Figure contents as structured data
========================
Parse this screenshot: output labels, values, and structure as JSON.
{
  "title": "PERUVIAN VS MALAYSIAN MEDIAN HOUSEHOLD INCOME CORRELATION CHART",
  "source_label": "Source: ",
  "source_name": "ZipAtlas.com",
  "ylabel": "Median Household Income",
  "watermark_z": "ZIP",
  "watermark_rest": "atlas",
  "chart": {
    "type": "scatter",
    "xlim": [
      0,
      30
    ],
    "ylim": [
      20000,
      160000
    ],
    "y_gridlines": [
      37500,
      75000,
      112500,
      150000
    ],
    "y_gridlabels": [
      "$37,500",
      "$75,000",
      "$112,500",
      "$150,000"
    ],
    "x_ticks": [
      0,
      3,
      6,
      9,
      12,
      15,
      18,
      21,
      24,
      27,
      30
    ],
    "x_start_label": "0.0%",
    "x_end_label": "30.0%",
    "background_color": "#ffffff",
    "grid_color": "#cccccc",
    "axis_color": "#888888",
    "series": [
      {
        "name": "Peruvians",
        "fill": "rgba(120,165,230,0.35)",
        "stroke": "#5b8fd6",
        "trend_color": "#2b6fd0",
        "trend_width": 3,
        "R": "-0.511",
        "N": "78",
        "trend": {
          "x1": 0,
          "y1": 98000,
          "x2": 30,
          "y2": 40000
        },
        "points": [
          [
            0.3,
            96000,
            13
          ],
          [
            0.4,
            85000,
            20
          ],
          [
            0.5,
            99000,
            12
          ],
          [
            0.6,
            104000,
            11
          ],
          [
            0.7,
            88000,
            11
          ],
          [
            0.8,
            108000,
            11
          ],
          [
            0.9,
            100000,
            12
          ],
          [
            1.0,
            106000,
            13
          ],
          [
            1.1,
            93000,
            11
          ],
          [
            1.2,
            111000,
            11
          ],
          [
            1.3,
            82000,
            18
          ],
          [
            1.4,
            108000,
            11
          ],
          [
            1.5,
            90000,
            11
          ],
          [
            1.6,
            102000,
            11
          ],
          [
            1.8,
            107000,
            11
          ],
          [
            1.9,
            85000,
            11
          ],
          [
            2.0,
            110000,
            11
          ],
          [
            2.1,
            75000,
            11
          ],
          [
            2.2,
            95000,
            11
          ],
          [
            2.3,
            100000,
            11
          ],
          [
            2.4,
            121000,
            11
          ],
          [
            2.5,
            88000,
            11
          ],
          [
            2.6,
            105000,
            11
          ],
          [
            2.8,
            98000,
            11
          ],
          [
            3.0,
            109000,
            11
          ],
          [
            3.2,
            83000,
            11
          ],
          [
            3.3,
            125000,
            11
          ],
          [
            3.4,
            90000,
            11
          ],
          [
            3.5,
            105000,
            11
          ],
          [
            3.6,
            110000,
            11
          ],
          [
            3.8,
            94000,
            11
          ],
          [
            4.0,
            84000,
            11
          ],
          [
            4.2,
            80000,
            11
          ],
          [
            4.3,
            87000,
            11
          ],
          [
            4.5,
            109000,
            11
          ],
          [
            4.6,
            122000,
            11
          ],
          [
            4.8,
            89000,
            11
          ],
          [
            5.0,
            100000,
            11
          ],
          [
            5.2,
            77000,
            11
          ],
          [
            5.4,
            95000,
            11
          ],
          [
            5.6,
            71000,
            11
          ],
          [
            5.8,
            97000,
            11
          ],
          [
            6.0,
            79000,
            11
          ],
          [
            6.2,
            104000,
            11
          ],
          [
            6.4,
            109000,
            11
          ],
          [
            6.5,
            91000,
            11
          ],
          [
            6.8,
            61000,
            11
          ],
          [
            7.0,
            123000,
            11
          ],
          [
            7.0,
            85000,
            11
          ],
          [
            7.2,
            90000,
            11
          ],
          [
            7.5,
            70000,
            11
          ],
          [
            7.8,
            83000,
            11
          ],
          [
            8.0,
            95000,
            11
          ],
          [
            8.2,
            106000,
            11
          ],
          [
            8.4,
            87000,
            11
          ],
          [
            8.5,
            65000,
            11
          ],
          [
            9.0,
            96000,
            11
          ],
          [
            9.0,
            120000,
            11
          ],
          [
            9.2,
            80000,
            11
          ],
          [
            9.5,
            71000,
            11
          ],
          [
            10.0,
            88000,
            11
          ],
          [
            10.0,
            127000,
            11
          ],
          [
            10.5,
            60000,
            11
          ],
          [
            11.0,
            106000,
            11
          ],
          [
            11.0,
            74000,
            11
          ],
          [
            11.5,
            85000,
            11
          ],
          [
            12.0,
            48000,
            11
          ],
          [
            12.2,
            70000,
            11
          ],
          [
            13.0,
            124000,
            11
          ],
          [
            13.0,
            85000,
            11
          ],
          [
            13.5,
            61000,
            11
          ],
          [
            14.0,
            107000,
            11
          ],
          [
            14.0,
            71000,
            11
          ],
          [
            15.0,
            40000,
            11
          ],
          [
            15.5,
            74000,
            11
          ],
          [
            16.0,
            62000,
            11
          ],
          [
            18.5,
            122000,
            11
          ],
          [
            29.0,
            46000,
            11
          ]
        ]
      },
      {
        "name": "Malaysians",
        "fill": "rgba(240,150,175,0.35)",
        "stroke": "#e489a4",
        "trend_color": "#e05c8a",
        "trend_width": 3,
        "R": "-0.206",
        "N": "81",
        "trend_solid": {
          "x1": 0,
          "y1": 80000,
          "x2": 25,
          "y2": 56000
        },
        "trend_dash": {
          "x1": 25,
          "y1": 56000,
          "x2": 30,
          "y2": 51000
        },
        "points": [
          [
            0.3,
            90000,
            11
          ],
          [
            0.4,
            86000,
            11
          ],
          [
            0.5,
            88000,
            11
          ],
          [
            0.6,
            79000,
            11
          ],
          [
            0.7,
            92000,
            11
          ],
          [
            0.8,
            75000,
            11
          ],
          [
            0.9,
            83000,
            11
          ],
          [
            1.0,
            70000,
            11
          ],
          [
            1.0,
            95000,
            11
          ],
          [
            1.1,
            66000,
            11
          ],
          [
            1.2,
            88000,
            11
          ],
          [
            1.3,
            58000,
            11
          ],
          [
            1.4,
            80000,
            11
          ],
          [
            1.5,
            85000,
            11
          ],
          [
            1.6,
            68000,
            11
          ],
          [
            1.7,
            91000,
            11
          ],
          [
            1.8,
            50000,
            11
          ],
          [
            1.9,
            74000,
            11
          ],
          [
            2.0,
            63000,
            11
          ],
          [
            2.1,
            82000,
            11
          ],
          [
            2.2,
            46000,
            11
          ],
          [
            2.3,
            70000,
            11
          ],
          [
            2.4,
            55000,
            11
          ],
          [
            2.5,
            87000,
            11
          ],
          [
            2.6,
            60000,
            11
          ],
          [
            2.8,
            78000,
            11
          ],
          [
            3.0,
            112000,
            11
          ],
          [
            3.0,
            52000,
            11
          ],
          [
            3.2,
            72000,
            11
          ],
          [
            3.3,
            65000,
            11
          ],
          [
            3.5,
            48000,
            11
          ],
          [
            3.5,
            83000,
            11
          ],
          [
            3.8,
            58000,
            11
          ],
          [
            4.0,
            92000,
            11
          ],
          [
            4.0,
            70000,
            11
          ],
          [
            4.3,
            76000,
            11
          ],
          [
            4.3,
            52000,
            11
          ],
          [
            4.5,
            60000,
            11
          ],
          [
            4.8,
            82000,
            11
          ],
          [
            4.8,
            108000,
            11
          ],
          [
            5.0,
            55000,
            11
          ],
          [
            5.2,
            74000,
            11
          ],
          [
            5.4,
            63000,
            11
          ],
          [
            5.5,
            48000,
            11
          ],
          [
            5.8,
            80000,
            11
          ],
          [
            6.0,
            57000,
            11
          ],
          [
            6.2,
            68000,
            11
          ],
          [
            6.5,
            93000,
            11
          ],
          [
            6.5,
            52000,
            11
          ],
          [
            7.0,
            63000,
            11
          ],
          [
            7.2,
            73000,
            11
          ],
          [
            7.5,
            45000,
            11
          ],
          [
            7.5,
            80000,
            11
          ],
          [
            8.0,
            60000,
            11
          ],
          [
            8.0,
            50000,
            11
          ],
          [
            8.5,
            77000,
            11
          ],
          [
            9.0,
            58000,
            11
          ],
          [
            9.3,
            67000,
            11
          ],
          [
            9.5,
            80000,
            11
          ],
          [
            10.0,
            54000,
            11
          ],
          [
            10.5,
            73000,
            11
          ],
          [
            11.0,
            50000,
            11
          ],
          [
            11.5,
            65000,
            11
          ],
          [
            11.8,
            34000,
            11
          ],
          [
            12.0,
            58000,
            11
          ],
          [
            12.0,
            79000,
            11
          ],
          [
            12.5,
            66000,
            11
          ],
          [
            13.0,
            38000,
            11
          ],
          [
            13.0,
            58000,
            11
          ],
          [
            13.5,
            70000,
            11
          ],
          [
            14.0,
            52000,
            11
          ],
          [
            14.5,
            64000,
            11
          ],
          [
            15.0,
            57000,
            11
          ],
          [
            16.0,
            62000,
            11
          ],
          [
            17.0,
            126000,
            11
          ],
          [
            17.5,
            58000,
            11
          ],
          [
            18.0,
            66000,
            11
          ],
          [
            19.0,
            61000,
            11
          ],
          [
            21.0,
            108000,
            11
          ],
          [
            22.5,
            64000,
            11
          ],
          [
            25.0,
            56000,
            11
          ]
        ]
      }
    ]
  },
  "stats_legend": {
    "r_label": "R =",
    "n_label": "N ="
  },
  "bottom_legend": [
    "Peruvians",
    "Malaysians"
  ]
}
========================
* Do this: Copy every line of the listing where the word "rgba" appears.

* Written answer:
        "fill": "rgba(120,165,230,0.35)",
        "fill": "rgba(240,150,175,0.35)",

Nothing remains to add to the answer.